Can you output the records below exactly as they are written?

• _Data excerpts_
_____

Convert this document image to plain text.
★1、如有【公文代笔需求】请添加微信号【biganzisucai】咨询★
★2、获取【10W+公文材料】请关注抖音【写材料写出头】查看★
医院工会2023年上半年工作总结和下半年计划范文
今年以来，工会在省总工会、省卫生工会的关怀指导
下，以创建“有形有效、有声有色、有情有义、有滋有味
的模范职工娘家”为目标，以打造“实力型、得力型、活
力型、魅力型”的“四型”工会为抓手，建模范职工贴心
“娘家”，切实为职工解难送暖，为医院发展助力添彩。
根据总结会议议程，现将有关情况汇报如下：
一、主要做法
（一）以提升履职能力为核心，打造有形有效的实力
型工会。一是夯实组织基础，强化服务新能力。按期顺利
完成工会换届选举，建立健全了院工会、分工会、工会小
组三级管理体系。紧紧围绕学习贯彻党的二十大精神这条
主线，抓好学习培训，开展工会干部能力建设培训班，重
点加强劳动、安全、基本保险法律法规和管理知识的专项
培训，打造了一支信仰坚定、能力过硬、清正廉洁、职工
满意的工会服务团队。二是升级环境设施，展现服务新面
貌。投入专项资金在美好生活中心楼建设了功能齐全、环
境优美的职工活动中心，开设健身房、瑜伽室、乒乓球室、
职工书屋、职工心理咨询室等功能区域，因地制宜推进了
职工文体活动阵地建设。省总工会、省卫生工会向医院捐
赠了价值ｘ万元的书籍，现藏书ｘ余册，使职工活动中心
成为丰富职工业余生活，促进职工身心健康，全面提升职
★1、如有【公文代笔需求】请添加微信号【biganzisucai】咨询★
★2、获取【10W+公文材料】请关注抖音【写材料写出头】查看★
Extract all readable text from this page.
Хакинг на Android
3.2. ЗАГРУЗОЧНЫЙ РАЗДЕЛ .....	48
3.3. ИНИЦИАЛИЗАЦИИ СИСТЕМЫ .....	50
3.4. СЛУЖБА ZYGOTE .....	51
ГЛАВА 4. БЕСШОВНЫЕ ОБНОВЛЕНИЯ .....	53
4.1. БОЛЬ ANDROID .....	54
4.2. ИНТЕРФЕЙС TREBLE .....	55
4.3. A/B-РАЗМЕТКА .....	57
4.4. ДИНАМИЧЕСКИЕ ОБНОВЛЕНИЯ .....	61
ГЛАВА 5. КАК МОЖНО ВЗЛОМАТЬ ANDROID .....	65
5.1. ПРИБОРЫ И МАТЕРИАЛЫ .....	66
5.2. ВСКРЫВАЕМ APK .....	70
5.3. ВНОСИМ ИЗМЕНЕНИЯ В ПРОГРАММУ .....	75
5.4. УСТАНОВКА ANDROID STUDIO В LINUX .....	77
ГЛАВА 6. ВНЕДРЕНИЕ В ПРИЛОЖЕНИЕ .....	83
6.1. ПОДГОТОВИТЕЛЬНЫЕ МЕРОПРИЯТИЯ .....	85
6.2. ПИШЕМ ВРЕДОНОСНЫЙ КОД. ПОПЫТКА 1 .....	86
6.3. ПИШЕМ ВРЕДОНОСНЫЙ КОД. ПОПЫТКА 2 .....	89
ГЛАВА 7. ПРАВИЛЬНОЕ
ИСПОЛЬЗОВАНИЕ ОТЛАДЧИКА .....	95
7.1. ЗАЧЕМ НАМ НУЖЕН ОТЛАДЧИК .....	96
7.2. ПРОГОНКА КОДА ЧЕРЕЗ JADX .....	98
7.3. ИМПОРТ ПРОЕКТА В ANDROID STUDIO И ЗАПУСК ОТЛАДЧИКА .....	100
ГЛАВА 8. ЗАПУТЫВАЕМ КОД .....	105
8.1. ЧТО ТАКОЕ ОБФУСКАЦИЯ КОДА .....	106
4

_____

• _The response_
Convert this document image to plain text.
★1、如有【公文代笔需求】请添加微信号【biganzisucai】咨询★
★2、获取【10W+公文材料】请关注抖音【写材料写出头】查看★
医院工会2023年上半年工作总结和下半年计划范文
今年以来，工会在省总工会、省卫生工会的关怀指导
下，以创建“有形有效、有声有色、有情有义、有滋有味
的模范职工娘家”为目标，以打造“实力型、得力型、活
力型、魅力型”的“四型”工会为抓手，建模范职工贴心
“娘家”，切实为职工解难送暖，为医院发展助力添彩。
根据总结会议议程，现将有关情况汇报如下：
一、主要做法
（一）以提升履职能力为核心，打造有形有效的实力
型工会。一是夯实组织基础，强化服务新能力。按期顺利
完成工会换届选举，建立健全了院工会、分工会、工会小
组三级管理体系。紧紧围绕学习贯彻党的二十大精神这条
主线，抓好学习培训，开展工会干部能力建设培训班，重
点加强劳动、安全、基本保险法律法规和管理知识的专项
培训，打造了一支信仰坚定、能力过硬、清正廉洁、职工
满意的工会服务团队。二是升级环境设施，展现服务新面
貌。投入专项资金在美好生活中心楼建设了功能齐全、环
境优美的职工活动中心，开设健身房、瑜伽室、乒乓球室、
职工书屋、职工心理咨询室等功能区域，因地制宜推进了
职工文体活动阵地建设。省总工会、省卫生工会向医院捐
赠了价值ｘ万元的书籍，现藏书ｘ余册，使职工活动中心
成为丰富职工业余生活，促进职工身心健康，全面提升职
★1、如有【公文代笔需求】请添加微信号【biganzisucai】咨询★
★2、获取【10W+公文材料】请关注抖音【写材料写出头】查看★
Extract all readable text from this page.
Хакинг на Android
3.2. ЗАГРУЗОЧНЫЙ РАЗДЕЛ .....	48
3.3. ИНИЦИАЛИЗАЦИИ СИСТЕМЫ .....	50
3.4. СЛУЖБА ZYGOTE .....	51
ГЛАВА 4. БЕСШОВНЫЕ ОБНОВЛЕНИЯ .....	53
4.1. БОЛЬ ANDROID .....	54
4.2. ИНТЕРФЕЙС TREBLE .....	55
4.3. A/B-РАЗМЕТКА .....	57
4.4. ДИНАМИЧЕСКИЕ ОБНОВЛЕНИЯ .....	61
ГЛАВА 5. КАК МОЖНО ВЗЛОМАТЬ ANDROID .....	65
5.1. ПРИБОРЫ И МАТЕРИАЛЫ .....	66
5.2. ВСКРЫВАЕМ APK .....	70
5.3. ВНОСИМ ИЗМЕНЕНИЯ В ПРОГРАММУ .....	75
5.4. УСТАНОВКА ANDROID STUDIO В LINUX .....	77
ГЛАВА 6. ВНЕДРЕНИЕ В ПРИЛОЖЕНИЕ .....	83
6.1. ПОДГОТОВИТЕЛЬНЫЕ МЕРОПРИЯТИЯ .....	85
6.2. ПИШЕМ ВРЕДОНОСНЫЙ КОД. ПОПЫТКА 1 .....	86
6.3. ПИШЕМ ВРЕДОНОСНЫЙ КОД. ПОПЫТКА 2 .....	89
ГЛАВА 7. ПРАВИЛЬНОЕ
ИСПОЛЬЗОВАНИЕ ОТЛАДЧИКА .....	95
7.1. ЗАЧЕМ НАМ НУЖЕН ОТЛАДЧИК .....	96
7.2. ПРОГОНКА КОДА ЧЕРЕЗ JADX .....	98
7.3. ИМПОРТ ПРОЕКТА В ANDROID STUDIO И ЗАПУСК ОТЛАДЧИКА .....	100
ГЛАВА 8. ЗАПУТЫВАЕМ КОД .....	105
8.1. ЧТО ТАКОЕ ОБФУСКАЦИЯ КОДА .....	106
4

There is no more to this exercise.